-------- RECORDED INFORMATION

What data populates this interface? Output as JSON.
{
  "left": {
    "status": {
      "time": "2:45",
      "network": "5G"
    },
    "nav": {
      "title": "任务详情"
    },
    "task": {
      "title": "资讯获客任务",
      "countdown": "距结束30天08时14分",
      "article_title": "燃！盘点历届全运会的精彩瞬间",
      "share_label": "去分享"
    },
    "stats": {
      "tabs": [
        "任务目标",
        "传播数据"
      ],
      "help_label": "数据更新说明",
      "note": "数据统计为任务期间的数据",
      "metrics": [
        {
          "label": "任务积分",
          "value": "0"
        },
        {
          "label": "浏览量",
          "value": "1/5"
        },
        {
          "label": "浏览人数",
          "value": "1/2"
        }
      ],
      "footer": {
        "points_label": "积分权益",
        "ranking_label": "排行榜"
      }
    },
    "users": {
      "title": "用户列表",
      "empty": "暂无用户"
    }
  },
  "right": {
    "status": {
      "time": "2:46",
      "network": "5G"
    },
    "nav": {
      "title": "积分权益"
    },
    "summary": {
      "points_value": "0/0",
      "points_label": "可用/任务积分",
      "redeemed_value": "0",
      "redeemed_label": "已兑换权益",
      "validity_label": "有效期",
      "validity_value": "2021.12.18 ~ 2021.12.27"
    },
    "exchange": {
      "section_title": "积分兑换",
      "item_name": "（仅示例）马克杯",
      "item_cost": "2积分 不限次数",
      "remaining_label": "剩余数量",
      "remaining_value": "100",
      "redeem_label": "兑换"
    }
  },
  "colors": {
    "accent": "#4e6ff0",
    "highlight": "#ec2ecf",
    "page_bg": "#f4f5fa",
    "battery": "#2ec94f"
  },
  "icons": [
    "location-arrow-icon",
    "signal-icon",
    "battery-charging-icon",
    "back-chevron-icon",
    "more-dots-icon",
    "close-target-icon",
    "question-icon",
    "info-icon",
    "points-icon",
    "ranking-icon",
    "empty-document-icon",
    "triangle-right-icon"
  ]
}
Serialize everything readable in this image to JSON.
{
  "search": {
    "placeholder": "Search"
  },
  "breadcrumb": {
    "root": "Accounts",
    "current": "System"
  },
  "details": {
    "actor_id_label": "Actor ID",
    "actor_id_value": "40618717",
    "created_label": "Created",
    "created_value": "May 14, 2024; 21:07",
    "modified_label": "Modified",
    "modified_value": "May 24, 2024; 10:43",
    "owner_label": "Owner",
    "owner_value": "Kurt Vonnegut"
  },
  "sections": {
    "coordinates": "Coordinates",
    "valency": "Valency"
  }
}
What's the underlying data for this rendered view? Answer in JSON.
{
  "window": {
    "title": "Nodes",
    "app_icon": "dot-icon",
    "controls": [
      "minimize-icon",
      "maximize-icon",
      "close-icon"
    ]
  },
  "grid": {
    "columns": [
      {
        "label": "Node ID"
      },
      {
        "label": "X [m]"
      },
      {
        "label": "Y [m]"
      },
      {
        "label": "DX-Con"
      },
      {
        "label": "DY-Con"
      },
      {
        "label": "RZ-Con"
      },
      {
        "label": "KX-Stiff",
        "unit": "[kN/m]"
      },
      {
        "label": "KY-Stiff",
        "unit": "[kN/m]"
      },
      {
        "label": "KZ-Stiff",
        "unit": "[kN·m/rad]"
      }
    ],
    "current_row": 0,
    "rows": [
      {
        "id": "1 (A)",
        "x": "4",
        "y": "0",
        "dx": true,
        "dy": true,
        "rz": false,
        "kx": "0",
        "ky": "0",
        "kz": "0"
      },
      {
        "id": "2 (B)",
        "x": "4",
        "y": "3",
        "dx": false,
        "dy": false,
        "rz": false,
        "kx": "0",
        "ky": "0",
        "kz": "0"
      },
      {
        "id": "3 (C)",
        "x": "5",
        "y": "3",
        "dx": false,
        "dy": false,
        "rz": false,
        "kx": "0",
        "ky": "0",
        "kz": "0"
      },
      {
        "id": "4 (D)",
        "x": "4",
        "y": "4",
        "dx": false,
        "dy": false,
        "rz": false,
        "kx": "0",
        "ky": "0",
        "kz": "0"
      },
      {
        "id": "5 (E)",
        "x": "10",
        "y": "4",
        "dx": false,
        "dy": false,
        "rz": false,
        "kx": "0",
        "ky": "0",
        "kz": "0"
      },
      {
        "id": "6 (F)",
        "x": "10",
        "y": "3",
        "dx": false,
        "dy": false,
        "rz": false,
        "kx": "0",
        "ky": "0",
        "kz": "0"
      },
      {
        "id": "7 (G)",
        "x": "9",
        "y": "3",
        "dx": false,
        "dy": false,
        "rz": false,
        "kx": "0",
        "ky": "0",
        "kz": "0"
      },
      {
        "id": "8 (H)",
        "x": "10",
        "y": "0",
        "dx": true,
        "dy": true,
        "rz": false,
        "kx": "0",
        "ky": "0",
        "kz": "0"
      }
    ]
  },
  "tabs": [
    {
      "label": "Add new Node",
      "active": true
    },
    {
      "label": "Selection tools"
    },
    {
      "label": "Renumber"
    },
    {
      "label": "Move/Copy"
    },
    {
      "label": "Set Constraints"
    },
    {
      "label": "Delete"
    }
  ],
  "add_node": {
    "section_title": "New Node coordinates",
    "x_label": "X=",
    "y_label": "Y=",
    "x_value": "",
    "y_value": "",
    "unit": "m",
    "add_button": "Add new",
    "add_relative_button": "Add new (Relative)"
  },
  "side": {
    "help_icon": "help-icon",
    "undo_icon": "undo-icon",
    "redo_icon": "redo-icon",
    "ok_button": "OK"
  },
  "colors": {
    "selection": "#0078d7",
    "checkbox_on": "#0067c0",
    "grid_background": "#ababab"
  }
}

----------------

DIRECTIVE —
Write out the full listing exactly as given.

EXERCISE RESULT —
What data populates this interface? Output as JSON.
{
  "left": {
    "status": {
      "time": "2:45",
      "network": "5G"
    },
    "nav": {
      "title": "任务详情"
    },
    "task": {
      "title": "资讯获客任务",
      "countdown": "距结束30天08时14分",
      "article_title": "燃！盘点历届全运会的精彩瞬间",
      "share_label": "去分享"
    },
    "stats": {
      "tabs": [
        "任务目标",
        "传播数据"
      ],
      "help_label": "数据更新说明",
      "note": "数据统计为任务期间的数据",
      "metrics": [
        {
          "label": "任务积分",
          "value": "0"
        },
        {
          "label": "浏览量",
          "value": "1/5"
        },
        {
          "label": "浏览人数",
          "value": "1/2"
        }
      ],
      "footer": {
        "points_label": "积分权益",
        "ranking_label": "排行榜"
      }
    },
    "users": {
      "title": "用户列表",
      "empty": "暂无用户"
    }
  },
  "right": {
    "status": {
      "time": "2:46",
      "network": "5G"
    },
    "nav": {
      "title": "积分权益"
    },
    "summary": {
      "points_value": "0/0",
      "points_label": "可用/任务积分",
      "redeemed_value": "0",
      "redeemed_label": "已兑换权益",
      "validity_label": "有效期",
      "validity_value": "2021.12.18 ~ 2021.12.27"
    },
    "exchange": {
      "section_title": "积分兑换",
      "item_name": "（仅示例）马克杯",
      "item_cost": "2积分 不限次数",
      "remaining_label": "剩余数量",
      "remaining_value": "100",
      "redeem_label": "兑换"
    }
  },
  "colors": {
    "accent": "#4e6ff0",
    "highlight": "#ec2ecf",
    "page_bg": "#f4f5fa",
    "battery": "#2ec94f"
  },
  "icons": [
    "location-arrow-icon",
    "signal-icon",
    "battery-charging-icon",
    "back-chevron-icon",
    "more-dots-icon",
    "close-target-icon",
    "question-icon",
    "info-icon",
    "points-icon",
    "ranking-icon",
    "empty-document-icon",
    "triangle-right-icon"
  ]
}
Serialize everything readable in this image to JSON.
{
  "search": {
    "placeholder": "Search"
  },
  "breadcrumb": {
    "root": "Accounts",
    "current": "System"
  },
  "details": {
    "actor_id_label": "Actor ID",
    "actor_id_value": "40618717",
    "created_label": "Created",
    "created_value": "May 14, 2024; 21:07",
    "modified_label": "Modified",
    "modified_value": "May 24, 2024; 10:43",
    "owner_label": "Owner",
    "owner_value": "Kurt Vonnegut"
  },
  "sections": {
    "coordinates": "Coordinates",
    "valency": "Valency"
  }
}
What's the underlying data for this rendered view? Answer in JSON.
{
  "window": {
    "title": "Nodes",
    "app_icon": "dot-icon",
    "controls": [
      "minimize-icon",
      "maximize-icon",
      "close-icon"
    ]
  },
  "grid": {
    "columns": [
      {
        "label": "Node ID"
      },
      {
        "label": "X [m]"
      },
      {
        "label": "Y [m]"
      },
      {
        "label": "DX-Con"
      },
      {
        "label": "DY-Con"
      },
      {
        "label": "RZ-Con"
      },
      {
        "label": "KX-Stiff",
        "unit": "[kN/m]"
      },
      {
        "label": "KY-Stiff",
        "unit": "[kN/m]"
      },
      {
        "label": "KZ-Stiff",
        "unit": "[kN·m/rad]"
      }
    ],
    "current_row": 0,
    "rows": [
      {
        "id": "1 (A)",
        "x": "4",
        "y": "0",
        "dx": true,
        "dy": true,
        "rz": false,
        "kx": "0",
        "ky": "0",
        "kz": "0"
      },
      {
        "id": "2 (B)",
        "x": "4",
        "y": "3",
        "dx": false,
        "dy": false,
        "rz": false,
        "kx": "0",
        "ky": "0",
        "kz": "0"
      },
      {
        "id": "3 (C)",
        "x": "5",
        "y": "3",
        "dx": false,
        "dy": false,
        "rz": false,
        "kx": "0",
        "ky": "0",
        "kz": "0"
      },
      {
        "id": "4 (D)",
        "x": "4",
        "y": "4",
        "dx": false,
        "dy": false,
        "rz": false,
        "kx": "0",
        "ky": "0",
        "kz": "0"
      },
      {
        "id": "5 (E)",
        "x": "10",
        "y": "4",
        "dx": false,
        "dy": false,
        "rz": false,
        "kx": "0",
        "ky": "0",
        "kz": "0"
      },
      {
        "id": "6 (F)",
        "x": "10",
        "y": "3",
        "dx": false,
        "dy": false,
        "rz": false,
        "kx": "0",
        "ky": "0",
        "kz": "0"
      },
      {
        "id": "7 (G)",
        "x": "9",
        "y": "3",
        "dx": false,
        "dy": false,
        "rz": false,
        "kx": "0",
        "ky": "0",
        "kz": "0"
      },
      {
        "id": "8 (H)",
        "x": "10",
        "y": "0",
        "dx": true,
        "dy": true,
        "rz": false,
        "kx": "0",
        "ky": "0",
        "kz": "0"
      }
    ]
  },
  "tabs": [
    {
      "label": "Add new Node",
      "active": true
    },
    {
      "label": "Selection tools"
    },
    {
      "label": "Renumber"
    },
    {
      "label": "Move/Copy"
    },
    {
      "label": "Set Constraints"
    },
    {
      "label": "Delete"
    }
  ],
  "add_node": {
    "section_title": "New Node coordinates",
    "x_label": "X=",
    "y_label": "Y=",
    "x_value": "",
    "y_value": "",
    "unit": "m",
    "add_button": "Add new",
    "add_relative_button": "Add new (Relative)"
  },
  "side": {
    "help_icon": "help-icon",
    "undo_icon": "undo-icon",
    "redo_icon": "redo-icon",
    "ok_button": "OK"
  },
  "colors": {
    "selection": "#0078d7",
    "checkbox_on": "#0067c0",
    "grid_background": "#ababab"
  }
}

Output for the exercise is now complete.